## start Source material
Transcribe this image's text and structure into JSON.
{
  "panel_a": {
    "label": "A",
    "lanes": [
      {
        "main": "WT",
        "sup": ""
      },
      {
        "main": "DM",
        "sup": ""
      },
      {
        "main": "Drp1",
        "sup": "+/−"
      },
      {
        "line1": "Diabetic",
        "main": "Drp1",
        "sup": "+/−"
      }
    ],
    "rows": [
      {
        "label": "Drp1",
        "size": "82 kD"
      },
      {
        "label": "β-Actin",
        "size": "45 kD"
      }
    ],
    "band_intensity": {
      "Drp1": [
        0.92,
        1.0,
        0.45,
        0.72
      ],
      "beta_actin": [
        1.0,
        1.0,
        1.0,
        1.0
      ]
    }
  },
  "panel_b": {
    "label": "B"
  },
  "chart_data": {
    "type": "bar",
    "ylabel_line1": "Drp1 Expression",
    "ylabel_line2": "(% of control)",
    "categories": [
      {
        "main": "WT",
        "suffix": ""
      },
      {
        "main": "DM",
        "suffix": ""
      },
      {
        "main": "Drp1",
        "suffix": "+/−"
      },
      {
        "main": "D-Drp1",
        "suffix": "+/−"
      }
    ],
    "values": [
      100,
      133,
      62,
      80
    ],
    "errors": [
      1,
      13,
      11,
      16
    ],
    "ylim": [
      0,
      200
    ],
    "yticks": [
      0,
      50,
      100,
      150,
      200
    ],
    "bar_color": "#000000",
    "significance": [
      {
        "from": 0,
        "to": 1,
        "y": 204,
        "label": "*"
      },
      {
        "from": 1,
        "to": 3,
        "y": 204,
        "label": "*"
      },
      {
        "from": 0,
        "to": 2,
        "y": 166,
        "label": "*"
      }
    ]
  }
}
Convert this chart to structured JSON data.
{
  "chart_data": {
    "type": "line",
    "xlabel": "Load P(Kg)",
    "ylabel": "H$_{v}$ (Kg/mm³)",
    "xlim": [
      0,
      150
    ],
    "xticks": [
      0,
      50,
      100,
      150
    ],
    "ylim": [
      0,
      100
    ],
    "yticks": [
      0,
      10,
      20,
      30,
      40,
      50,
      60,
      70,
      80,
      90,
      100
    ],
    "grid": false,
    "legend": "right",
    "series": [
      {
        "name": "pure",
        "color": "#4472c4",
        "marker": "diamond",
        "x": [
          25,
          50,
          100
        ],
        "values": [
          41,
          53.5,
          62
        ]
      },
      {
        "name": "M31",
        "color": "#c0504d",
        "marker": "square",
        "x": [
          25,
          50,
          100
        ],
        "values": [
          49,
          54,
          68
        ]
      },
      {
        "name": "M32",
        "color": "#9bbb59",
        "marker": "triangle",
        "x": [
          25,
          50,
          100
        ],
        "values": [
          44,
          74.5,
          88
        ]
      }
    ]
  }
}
## end Source material
> **Objective**
Copy all lines above containing the string "marker".

> **Result for this task**
        "marker": "diamond",
        "marker": "square",
        "marker": "triangle",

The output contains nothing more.